*Problem requirements:*
Below are records; work out how many of their lines hold the string "caso" and give that number alone.

[Collection entries]
** start **
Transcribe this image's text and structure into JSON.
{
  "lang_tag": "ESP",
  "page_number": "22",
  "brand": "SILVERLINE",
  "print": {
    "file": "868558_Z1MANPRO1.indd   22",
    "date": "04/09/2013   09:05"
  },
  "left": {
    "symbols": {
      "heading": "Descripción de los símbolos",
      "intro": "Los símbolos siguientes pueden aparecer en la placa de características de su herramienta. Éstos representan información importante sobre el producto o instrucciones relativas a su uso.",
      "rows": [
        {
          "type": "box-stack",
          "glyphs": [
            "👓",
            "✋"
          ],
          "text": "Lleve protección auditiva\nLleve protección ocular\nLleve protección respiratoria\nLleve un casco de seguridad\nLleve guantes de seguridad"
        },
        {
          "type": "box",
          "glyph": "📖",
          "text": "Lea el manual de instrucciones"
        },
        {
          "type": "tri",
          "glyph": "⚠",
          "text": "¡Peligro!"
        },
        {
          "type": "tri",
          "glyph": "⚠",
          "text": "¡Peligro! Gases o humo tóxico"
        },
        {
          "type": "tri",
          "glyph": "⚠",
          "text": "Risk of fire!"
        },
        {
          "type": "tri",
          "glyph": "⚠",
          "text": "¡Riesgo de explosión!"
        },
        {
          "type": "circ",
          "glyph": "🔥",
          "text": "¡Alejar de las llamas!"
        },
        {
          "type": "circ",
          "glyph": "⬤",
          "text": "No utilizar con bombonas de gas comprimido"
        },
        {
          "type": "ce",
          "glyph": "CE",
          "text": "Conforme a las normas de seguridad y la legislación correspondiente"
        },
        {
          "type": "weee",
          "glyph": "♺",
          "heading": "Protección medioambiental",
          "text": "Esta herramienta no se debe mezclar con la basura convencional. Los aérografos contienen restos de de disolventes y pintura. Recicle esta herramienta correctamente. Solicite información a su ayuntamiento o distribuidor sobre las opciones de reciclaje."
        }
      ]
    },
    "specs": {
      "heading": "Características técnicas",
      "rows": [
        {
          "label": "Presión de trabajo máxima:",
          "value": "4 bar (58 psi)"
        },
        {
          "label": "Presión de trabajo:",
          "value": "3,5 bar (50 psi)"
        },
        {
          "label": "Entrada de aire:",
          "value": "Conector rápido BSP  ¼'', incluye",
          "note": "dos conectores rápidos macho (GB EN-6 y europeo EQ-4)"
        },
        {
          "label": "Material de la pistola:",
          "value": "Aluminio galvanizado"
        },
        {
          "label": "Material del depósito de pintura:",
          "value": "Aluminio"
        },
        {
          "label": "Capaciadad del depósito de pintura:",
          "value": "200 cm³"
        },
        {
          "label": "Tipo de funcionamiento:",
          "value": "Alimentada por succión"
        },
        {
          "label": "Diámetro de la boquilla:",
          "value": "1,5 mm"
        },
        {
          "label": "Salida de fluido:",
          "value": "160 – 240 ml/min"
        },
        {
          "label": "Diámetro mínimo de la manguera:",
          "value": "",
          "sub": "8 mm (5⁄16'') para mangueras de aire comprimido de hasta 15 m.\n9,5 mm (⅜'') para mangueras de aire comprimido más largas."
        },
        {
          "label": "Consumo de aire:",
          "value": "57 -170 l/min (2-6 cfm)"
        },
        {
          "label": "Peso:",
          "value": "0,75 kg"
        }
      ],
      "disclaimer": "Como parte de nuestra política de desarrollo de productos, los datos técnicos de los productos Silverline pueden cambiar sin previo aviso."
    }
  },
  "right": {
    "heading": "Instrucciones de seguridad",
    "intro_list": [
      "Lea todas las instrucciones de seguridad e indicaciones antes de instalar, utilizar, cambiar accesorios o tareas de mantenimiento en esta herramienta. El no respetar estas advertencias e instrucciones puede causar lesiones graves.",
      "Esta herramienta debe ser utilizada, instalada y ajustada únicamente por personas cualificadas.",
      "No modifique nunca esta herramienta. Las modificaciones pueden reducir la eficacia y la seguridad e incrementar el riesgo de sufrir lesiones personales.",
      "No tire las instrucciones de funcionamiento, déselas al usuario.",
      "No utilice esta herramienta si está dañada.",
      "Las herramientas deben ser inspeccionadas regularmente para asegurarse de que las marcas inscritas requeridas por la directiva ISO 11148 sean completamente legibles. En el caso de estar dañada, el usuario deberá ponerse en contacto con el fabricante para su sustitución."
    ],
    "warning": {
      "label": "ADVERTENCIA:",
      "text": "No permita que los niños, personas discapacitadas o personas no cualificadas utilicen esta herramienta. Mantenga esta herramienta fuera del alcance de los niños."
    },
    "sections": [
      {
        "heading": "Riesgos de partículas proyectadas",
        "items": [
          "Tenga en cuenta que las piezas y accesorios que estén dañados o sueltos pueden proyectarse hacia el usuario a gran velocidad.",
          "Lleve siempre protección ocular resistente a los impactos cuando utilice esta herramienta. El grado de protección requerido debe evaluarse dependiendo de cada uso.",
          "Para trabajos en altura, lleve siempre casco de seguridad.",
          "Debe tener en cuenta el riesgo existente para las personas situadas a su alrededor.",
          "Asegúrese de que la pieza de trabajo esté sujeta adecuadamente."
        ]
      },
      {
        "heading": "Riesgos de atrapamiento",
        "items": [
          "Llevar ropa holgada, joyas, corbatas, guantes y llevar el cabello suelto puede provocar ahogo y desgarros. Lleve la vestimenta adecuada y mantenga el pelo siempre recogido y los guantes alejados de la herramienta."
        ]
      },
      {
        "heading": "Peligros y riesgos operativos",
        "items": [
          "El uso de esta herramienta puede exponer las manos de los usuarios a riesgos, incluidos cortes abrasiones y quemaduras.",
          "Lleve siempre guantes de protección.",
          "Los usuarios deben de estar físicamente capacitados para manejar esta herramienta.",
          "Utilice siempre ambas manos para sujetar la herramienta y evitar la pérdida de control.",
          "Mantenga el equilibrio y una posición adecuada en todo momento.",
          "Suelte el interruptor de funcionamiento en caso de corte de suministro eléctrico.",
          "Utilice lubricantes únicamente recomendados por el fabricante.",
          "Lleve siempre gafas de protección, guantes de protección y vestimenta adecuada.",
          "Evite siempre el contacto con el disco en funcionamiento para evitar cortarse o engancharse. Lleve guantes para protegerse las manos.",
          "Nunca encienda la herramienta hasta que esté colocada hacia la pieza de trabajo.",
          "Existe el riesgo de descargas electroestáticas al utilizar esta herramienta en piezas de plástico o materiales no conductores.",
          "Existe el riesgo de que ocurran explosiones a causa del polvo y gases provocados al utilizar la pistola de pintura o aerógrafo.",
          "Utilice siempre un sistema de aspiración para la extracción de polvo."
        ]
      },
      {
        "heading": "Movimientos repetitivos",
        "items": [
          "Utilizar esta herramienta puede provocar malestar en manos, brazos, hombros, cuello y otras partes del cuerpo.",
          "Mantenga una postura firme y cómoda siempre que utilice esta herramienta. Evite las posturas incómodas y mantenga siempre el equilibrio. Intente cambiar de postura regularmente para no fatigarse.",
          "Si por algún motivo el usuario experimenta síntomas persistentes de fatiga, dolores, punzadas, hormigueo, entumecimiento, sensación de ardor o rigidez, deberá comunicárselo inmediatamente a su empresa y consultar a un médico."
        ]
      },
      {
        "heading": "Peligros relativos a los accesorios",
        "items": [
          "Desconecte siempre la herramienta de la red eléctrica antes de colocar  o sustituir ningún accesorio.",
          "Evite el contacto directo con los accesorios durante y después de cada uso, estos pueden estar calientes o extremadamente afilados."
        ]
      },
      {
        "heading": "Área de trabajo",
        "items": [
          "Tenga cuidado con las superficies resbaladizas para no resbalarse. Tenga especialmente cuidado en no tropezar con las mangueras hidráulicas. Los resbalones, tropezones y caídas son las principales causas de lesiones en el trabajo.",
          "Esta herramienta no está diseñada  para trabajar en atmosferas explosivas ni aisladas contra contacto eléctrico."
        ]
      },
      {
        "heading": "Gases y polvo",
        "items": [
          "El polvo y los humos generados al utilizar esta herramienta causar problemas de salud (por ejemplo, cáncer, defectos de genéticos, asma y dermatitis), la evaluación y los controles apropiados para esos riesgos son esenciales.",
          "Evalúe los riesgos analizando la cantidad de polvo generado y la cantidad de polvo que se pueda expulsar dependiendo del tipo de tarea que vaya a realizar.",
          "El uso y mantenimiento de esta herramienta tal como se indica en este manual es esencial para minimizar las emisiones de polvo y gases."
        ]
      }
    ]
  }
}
** end **
*Reply to the exercise:*
2